Return the lines below that carry the word "intéressés".

--------------------------------------------------

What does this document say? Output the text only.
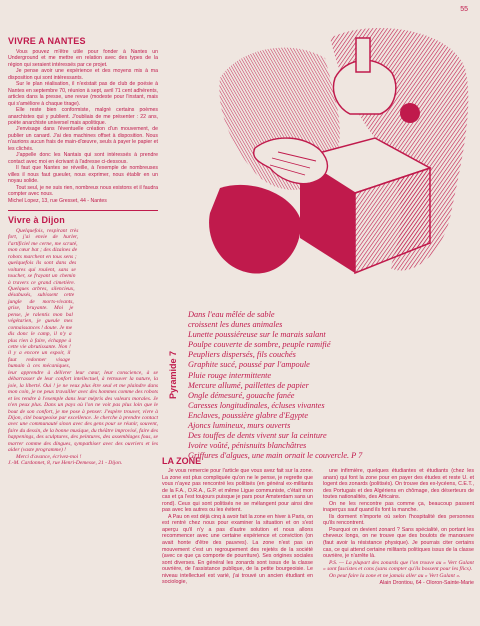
55
VIVRE A NANTES

Vous pouvez m'être utile pour fonder à Nantes un Underground et me mettre en relation avec des types de la région qui seraient intéressés par ce projet.

Je pense avoir une expérience et des moyens mis à ma disposition qui sont intéressants.

Sur le plan réalisation, il n'existait pas de club de poésie à Nantes en septembre 70, réunion à sept, avril 71 cent adhérents, articles dans la presse, une revue (modeste pour l'instant, mais qui s'améliore à chaque tirage).

Elle reste bien conformiste, malgré certains poèmes anarchistes qui y publient. J'oubliais de me présenter : 22 ans, poète anarchiste universel mais apolitique.

J'envisage dans l'éventuelle création d'un mouvement, de publier un canard. J'ai des machines offset à disposition. Nous n'aurions aucun frais de main-d'œuvre, seuls à payer le papier et les clichés.

J'appelle donc les Nantais qui sont intéressés à prendre contact avec moi en écrivant à l'adresse ci-dessous.

Il faut que Nantes se réveille, à l'exemple de nombreuses villes il nous faut gueuler, nous exprimer, nous établir en un noyau solide.

Tout seul, je ne suis rien, nombreux nous existons et il faudra compter avec nous.

Michel Lopez, 13, rue Gresset, 44 - Nantes
Vivre à Dijon

Quelquefois, respirant très fort, j'ai envie de hurler, l'artificiel me cerne, me scruté, mon cœur bat ; des dizaines de robots marchent en tous sens ; quelquefois ils sont dans des voitures qui roulent, sans se toucher, se frayant un chemin à travers ce grand cimetière. Quelques arbres, silencieux, désabusés, subissent cette jungle de morts-vivants, grise, bruyante. Moi je pense, je ralentis mon bal végétarien, je gueule mes connaissances ! doute. Je me dis donc le camp, il n'y a plus rien à faire, échappe à cette vie abrutissante. Non ! il y a encore un espoir, il faut redonner visage humain à ces mécaniques, leur apprendre à délivrer leur cœur, leur conscience, à se débarrasser de leur confort intellectuel, à retrouver la nature, la joie, la liberté. Oui ! je ne veux plus être seul et me plaindre dans mon coin, je ne peux travailler avec des hommes comme des robots et les rendre à l'exemple dans leur mépris des valeurs morales. Je n'en peux plus. Dans un pays où l'on ne voit pas plus loin que le bout de son confort, je me pose à penser. J'espère trouver, vivre à Dijon, cité bourgeoise par excellence. Je cherche à prendre contact avec une communauté sinon avec des gens pour se réunir, souvent, faire du dessin, de la bonne musique, du théâtre improvisé, faire des happenings, des sculptures, des peintures, des assemblages fous, se marrer comme des dingues, sympathiser avec des ouvriers et les aider (vaste programme) !

Merci d'avance, écrivez-moi !

J.-M. Cardonnet, 8, rue Henri-Demesse, 21 - Dijon.
Pyramide 7
Dans l'eau mêlée de sable
croissent les dunes animales
Lunette poussiéreuse sur le marais salant
Poulpe couverte de sombre, peuple ramifié
Peupliers dispersés, fils couchés
Graphite sucé, poussé par l'ampoule
Pluie rouge intermittente
Mercure allumé, paillettes de papier
Ongle démesuré, gouache fanée
Caresses longitudinales, écluses vivantes
Enclaves, poussière glabre d'Egypte
Ajoncs lumineux, murs ouverts
Des touffes de dents vivent sur la ceinture
Ivoire voûté, pénisnuits blanchâtres
Griffures d'algues, une main ornait le couvercle. P 7
LA ZONE

Je vous remercie pour l'article que vous avez fait sur la zone. La zone est plus compliquée qu'on ne le pense, je regrette que vous n'ayez pas rencontré les politisés (en général ex-militants de la F.A., O.R.A., G.P. et même Ligue communiste, c'était mon cas et ça l'est toujours puisque je pars pour Amsterdam sans un rond). Ceux qui sont politisés ne se mélangent pour ainsi dire pas avec les autres ou les évitent.

A Pau on est déjà cinq à avoir fait la zone en hiver à Paris, on est rentré chez nous pour examiner la situation et on s'est aperçu qu'il n'y a pas d'autre solution et nous allons recommencer avec une certaine expérience et conviction (on avait honte d'être des pauvres). La zone n'est pas un mouvement c'est un regroupement des rejetés de la société (avec ce que ça comporte de pourriture). Ses origines sociales sont diverses. En général les zonards sont issus de la classe ouvrière, de l'assistance publique, de la petite bourgeoisie. Le niveau intellectuel est varié, j'ai trouvé un ancien étudiant en sociologie,

une infirmière, quelques étudiantes et étudiants (chez les anars) qui font la zone pour en payer des études et reste U. et logent des zonards (politisés). On trouve des ex-lycéens, C.E.T., des Portugais et des Algériens en chômage, des déserteurs de toutes nationalités, des Africains.

On ne les rencontre pas comme ça, beaucoup passent inaperçus sauf quand ils font la manche.

Ils dorment n'importe où selon l'hospitalité des personnes qu'ils rencontrent.

Pourquoi on devient zonard ? Sans spécialité, on portant les cheveux longs, on ne trouve que des boulots de manœuvre (faut avoir la résistance physique). Je pourrais citer certains cas, ce qui attend certaine militants politiques issus de la classe ouvrière, je n'arrête là.

P.S. — La plupart des zonards que l'on trouve au « Vert Galant » sont fascistes et cons (sans compter qu'ils bossent pour les flics).

On peut faire la zone et ne jamais aller au « Vert Galant ».

Alain Drontiou, 64 - Oloron-Sainte-Marie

--------------------------------------------------

:: ANSWER TO THE TASK ::
Vous pouvez m'être utile pour fonder à Nantes un Underground et me mettre en relation avec des types de la région qui seraient intéressés par ce projet.
J'appelle donc les Nantais qui sont intéressés à prendre contact avec moi en écrivant à l'adresse ci-dessous.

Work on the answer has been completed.